## PROMPT
All of the lines below are to be transcribed faithfully, with pictures excluded from the copy.
== RECORDED DATA ==
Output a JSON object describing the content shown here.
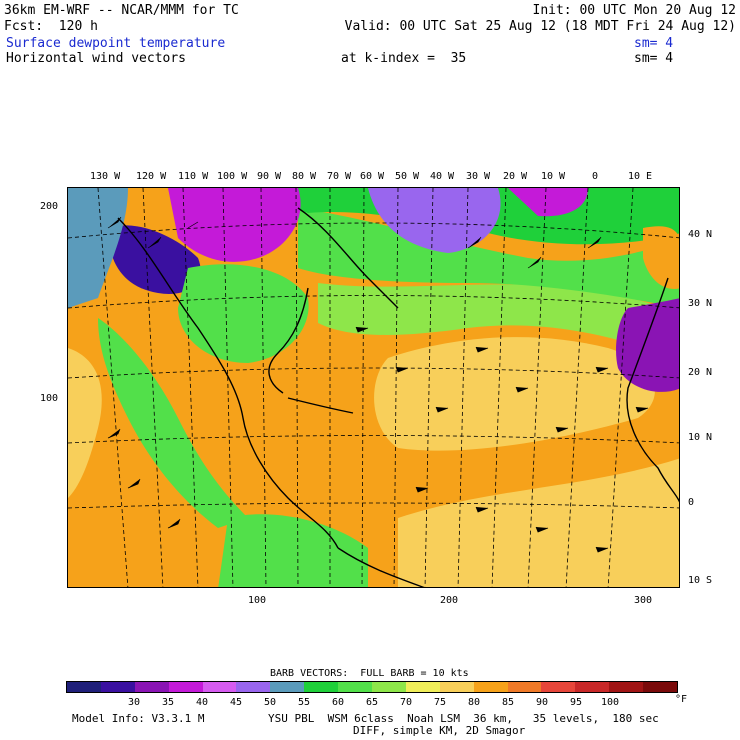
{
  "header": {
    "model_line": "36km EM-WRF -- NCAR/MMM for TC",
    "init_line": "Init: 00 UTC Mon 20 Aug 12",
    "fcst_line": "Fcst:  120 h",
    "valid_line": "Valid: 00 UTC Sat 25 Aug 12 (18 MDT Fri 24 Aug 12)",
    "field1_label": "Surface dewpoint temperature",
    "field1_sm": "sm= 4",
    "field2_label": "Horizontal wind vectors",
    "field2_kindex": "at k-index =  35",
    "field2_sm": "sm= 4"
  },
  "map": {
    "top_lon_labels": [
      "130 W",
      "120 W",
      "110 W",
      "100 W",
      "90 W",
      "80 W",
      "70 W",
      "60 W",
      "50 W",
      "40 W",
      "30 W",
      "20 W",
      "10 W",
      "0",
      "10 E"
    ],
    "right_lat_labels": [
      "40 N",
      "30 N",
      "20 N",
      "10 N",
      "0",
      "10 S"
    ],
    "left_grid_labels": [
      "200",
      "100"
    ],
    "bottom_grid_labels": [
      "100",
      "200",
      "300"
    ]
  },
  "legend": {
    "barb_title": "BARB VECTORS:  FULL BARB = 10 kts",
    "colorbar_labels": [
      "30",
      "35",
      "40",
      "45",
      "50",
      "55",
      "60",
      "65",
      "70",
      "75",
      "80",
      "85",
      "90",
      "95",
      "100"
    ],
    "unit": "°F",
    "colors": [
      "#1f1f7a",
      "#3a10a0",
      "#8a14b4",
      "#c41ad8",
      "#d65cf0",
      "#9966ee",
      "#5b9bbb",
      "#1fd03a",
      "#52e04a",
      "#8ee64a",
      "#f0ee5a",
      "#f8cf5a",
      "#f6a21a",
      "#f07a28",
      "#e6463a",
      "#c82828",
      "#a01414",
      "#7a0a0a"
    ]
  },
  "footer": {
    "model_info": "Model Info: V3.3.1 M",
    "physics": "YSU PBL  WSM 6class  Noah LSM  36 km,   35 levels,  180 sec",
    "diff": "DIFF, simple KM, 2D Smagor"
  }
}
===
## WRITTEN ANSWER
Output a JSON object describing the content shown here.
{
  "header": {
    "model_line": "36km EM-WRF -- NCAR/MMM for TC",
    "init_line": "Init: 00 UTC Mon 20 Aug 12",
    "fcst_line": "Fcst:  120 h",
    "valid_line": "Valid: 00 UTC Sat 25 Aug 12 (18 MDT Fri 24 Aug 12)",
    "field1_label": "Surface dewpoint temperature",
    "field1_sm": "sm= 4",
    "field2_label": "Horizontal wind vectors",
    "field2_kindex": "at k-index =  35",
    "field2_sm": "sm= 4"
  },
  "map": {
    "top_lon_labels": [
      "130 W",
      "120 W",
      "110 W",
      "100 W",
      "90 W",
      "80 W",
      "70 W",
      "60 W",
      "50 W",
      "40 W",
      "30 W",
      "20 W",
      "10 W",
      "0",
      "10 E"
    ],
    "right_lat_labels": [
      "40 N",
      "30 N",
      "20 N",
      "10 N",
      "0",
      "10 S"
    ],
    "left_grid_labels": [
      "200",
      "100"
    ],
    "bottom_grid_labels": [
      "100",
      "200",
      "300"
    ]
  },
  "legend": {
    "barb_title": "BARB VECTORS:  FULL BARB = 10 kts",
    "colorbar_labels": [
      "30",
      "35",
      "40",
      "45",
      "50",
      "55",
      "60",
      "65",
      "70",
      "75",
      "80",
      "85",
      "90",
      "95",
      "100"
    ],
    "unit": "°F",
    "colors": [
      "#1f1f7a",
      "#3a10a0",
      "#8a14b4",
      "#c41ad8",
      "#d65cf0",
      "#9966ee",
      "#5b9bbb",
      "#1fd03a",
      "#52e04a",
      "#8ee64a",
      "#f0ee5a",
      "#f8cf5a",
      "#f6a21a",
      "#f07a28",
      "#e6463a",
      "#c82828",
      "#a01414",
      "#7a0a0a"
    ]
  },
  "footer": {
    "model_info": "Model Info: V3.3.1 M",
    "physics": "YSU PBL  WSM 6class  Noah LSM  36 km,   35 levels,  180 sec",
    "diff": "DIFF, simple KM, 2D Smagor"
  }
}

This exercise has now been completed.